§ **Materials provided**
———

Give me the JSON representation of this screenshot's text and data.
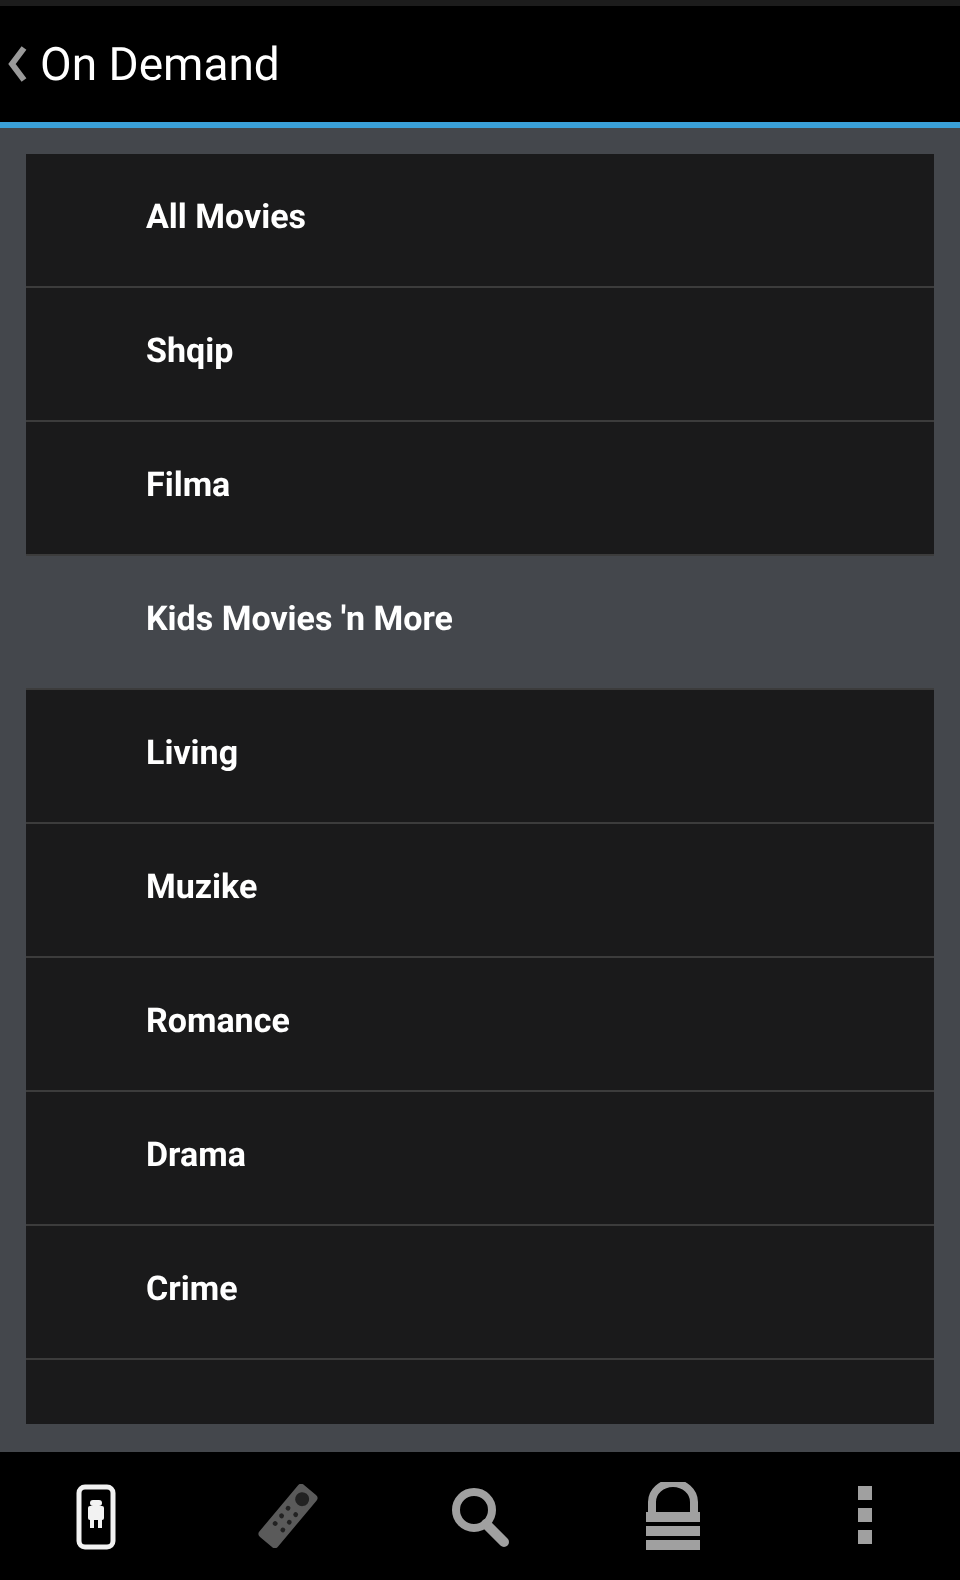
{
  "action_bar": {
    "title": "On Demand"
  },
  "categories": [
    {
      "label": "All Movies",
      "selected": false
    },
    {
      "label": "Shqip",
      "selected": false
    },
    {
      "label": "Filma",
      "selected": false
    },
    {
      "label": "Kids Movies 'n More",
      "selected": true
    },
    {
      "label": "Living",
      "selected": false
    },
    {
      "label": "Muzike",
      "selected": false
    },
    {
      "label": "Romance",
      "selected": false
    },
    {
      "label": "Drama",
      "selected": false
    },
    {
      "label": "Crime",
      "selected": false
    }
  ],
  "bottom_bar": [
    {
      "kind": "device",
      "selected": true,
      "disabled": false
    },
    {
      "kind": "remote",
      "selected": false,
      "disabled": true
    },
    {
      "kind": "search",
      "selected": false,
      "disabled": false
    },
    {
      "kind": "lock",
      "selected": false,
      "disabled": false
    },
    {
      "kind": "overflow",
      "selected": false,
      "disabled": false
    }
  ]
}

———

§ **Task brief**
Repeat all of the entries word for word, but omit the pictures.

§ **Final result**
Give me the JSON representation of this screenshot's text and data.
{
  "action_bar": {
    "title": "On Demand"
  },
  "categories": [
    {
      "label": "All Movies",
      "selected": false
    },
    {
      "label": "Shqip",
      "selected": false
    },
    {
      "label": "Filma",
      "selected": false
    },
    {
      "label": "Kids Movies 'n More",
      "selected": true
    },
    {
      "label": "Living",
      "selected": false
    },
    {
      "label": "Muzike",
      "selected": false
    },
    {
      "label": "Romance",
      "selected": false
    },
    {
      "label": "Drama",
      "selected": false
    },
    {
      "label": "Crime",
      "selected": false
    }
  ],
  "bottom_bar": [
    {
      "kind": "device",
      "selected": true,
      "disabled": false
    },
    {
      "kind": "remote",
      "selected": false,
      "disabled": true
    },
    {
      "kind": "search",
      "selected": false,
      "disabled": false
    },
    {
      "kind": "lock",
      "selected": false,
      "disabled": false
    },
    {
      "kind": "overflow",
      "selected": false,
      "disabled": false
    }
  ]
}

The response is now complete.